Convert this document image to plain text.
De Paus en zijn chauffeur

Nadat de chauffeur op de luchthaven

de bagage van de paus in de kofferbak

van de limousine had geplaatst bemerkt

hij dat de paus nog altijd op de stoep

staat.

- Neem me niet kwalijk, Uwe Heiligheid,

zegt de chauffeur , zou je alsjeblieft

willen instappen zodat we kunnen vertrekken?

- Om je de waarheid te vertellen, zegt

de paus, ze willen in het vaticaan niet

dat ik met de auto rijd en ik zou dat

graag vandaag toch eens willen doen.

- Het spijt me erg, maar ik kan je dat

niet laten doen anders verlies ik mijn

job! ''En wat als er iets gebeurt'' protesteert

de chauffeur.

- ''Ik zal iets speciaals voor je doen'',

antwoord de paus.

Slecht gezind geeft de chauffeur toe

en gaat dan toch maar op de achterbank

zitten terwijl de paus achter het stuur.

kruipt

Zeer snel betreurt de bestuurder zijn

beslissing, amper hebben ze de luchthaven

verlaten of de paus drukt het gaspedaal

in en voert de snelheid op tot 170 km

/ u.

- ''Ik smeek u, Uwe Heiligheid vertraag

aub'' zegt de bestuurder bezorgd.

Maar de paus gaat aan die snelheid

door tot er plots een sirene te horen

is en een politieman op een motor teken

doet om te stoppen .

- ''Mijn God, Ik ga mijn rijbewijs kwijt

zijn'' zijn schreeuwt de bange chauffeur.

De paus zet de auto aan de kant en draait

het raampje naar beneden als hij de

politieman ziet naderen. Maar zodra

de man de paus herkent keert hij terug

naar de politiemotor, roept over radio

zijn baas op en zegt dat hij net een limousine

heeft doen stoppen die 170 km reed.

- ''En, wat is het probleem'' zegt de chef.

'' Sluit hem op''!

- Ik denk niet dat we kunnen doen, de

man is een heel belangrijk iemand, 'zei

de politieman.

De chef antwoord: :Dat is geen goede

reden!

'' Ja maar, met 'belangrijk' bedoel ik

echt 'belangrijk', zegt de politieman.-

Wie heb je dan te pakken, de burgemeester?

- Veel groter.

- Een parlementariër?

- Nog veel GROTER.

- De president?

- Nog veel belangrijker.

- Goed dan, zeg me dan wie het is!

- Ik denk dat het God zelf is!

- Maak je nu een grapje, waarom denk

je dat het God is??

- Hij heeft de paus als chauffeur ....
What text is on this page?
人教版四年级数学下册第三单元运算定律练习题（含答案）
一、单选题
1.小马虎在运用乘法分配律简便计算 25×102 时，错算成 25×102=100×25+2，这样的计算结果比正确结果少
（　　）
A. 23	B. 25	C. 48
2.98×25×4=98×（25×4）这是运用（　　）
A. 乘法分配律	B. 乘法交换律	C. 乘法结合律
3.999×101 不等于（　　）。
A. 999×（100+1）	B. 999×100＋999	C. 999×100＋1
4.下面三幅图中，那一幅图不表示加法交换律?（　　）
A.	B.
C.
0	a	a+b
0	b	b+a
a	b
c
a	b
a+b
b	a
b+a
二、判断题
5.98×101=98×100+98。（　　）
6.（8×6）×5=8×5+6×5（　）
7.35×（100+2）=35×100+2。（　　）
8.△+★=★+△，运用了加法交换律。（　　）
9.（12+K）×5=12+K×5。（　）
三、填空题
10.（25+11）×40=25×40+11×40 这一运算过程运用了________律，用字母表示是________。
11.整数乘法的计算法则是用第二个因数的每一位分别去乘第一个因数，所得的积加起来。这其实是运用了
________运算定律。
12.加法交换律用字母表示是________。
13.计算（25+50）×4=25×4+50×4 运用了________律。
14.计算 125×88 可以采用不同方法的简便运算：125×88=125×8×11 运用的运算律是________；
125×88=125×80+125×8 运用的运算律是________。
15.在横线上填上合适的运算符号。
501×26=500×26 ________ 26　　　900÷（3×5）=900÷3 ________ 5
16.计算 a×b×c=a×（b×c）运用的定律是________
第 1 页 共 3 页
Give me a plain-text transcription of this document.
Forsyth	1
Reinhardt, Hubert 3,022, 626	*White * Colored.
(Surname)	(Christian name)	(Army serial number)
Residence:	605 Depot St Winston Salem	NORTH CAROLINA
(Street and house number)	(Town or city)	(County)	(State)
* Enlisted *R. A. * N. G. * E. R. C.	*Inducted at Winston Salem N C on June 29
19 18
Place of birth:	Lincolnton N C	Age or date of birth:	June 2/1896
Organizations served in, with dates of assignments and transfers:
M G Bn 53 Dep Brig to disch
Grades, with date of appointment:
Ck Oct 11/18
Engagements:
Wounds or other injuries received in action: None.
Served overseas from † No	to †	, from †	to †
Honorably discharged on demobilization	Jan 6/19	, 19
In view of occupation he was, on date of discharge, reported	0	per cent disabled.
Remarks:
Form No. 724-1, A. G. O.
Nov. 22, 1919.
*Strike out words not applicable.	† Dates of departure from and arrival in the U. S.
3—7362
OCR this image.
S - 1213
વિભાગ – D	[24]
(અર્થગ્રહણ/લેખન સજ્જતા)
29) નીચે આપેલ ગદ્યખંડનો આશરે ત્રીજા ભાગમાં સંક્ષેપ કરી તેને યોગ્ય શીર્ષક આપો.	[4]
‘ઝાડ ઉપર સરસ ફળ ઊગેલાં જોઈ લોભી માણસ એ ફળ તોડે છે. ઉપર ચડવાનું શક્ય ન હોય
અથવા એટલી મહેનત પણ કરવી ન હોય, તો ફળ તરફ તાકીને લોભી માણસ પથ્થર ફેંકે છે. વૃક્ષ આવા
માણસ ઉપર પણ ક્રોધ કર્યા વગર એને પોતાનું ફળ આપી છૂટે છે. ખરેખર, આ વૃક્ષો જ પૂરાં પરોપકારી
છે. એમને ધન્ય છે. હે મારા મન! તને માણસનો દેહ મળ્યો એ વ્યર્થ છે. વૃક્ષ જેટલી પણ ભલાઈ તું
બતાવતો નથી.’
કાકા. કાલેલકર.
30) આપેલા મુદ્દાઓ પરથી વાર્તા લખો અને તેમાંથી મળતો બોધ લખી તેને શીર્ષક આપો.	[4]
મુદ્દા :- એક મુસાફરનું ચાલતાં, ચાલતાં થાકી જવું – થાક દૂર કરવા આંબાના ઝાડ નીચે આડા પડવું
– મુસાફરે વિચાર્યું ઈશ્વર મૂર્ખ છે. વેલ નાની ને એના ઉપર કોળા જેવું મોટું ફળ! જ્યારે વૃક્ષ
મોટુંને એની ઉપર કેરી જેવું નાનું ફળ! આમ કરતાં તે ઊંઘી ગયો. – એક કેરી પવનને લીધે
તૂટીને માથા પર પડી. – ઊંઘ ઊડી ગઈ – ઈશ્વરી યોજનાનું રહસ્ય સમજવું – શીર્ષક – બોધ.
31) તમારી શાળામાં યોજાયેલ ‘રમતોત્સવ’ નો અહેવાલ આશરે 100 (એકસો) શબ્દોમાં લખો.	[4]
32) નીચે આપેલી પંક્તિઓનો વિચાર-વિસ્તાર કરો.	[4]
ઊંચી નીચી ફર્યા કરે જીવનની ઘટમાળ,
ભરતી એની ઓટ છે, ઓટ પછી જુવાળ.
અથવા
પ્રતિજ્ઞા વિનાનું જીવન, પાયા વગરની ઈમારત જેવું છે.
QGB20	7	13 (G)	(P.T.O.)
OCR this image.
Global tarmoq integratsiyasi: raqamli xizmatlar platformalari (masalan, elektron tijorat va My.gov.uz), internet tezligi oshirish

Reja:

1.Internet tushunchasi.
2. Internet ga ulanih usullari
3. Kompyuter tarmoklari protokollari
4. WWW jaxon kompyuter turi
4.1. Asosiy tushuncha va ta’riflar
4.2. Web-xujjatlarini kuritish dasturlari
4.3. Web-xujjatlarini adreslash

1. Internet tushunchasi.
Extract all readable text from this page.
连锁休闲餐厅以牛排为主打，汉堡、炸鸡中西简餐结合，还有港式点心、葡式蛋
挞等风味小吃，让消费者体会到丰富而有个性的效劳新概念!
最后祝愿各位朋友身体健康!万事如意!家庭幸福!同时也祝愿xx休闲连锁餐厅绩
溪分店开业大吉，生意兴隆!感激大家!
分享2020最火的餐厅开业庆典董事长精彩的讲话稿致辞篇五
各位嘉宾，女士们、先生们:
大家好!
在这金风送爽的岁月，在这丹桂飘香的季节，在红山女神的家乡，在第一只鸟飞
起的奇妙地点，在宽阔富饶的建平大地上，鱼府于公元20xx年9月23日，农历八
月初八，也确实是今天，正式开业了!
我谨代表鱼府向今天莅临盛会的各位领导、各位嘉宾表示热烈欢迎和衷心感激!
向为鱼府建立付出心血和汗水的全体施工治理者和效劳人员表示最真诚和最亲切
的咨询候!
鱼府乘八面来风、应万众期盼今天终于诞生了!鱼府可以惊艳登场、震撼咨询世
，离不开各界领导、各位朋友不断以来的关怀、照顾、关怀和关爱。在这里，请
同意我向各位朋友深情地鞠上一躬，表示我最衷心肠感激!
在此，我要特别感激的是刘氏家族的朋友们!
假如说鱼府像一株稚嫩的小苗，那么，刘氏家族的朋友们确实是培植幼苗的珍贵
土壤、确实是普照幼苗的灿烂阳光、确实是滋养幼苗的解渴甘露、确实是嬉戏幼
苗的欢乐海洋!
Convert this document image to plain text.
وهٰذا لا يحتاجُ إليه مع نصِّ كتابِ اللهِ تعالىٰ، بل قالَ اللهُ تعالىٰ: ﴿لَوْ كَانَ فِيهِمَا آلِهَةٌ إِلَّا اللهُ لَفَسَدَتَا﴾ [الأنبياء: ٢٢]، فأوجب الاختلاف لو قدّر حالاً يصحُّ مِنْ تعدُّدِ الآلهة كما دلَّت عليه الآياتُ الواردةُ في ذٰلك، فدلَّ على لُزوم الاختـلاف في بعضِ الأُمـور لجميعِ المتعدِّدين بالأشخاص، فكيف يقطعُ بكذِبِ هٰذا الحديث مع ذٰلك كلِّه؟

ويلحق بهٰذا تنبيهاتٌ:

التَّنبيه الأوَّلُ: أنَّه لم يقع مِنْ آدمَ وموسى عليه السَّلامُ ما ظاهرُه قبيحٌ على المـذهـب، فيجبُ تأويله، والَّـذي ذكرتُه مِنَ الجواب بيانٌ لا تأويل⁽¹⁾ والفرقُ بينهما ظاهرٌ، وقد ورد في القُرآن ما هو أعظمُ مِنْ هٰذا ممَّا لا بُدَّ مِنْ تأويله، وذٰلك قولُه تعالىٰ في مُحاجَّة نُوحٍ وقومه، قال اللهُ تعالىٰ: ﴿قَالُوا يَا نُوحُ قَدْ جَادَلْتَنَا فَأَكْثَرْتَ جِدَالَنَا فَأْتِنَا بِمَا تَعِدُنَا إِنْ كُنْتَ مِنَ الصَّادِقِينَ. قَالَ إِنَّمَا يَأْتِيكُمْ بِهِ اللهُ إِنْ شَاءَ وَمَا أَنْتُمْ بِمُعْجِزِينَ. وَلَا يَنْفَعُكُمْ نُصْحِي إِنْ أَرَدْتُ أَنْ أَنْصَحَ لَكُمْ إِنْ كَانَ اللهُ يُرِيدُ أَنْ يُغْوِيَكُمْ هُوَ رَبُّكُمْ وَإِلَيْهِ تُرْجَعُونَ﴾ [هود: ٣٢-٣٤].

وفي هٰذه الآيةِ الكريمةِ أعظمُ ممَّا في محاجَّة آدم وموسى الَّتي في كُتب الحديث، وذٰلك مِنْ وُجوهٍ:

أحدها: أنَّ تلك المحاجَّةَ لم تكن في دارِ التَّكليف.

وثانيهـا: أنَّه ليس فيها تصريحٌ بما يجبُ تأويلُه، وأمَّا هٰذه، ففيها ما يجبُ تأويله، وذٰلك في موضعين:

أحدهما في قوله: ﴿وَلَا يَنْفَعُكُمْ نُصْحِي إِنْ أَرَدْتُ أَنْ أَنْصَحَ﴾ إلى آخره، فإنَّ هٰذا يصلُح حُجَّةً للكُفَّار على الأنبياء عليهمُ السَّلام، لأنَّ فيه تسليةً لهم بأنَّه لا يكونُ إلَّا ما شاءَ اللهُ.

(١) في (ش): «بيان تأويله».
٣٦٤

• _Requirement_: Look for the word "chauffeur" and return every line where it occurs.

• _Result of the task_:
De Paus en zijn chauffeur
Nadat de chauffeur op de luchthaven
zegt de chauffeur , zou je alsjeblieft
de chauffeur.
Slecht gezind geeft de chauffeur toe
zijn'' zijn schreeuwt de bange chauffeur.
- Hij heeft de paus als chauffeur ....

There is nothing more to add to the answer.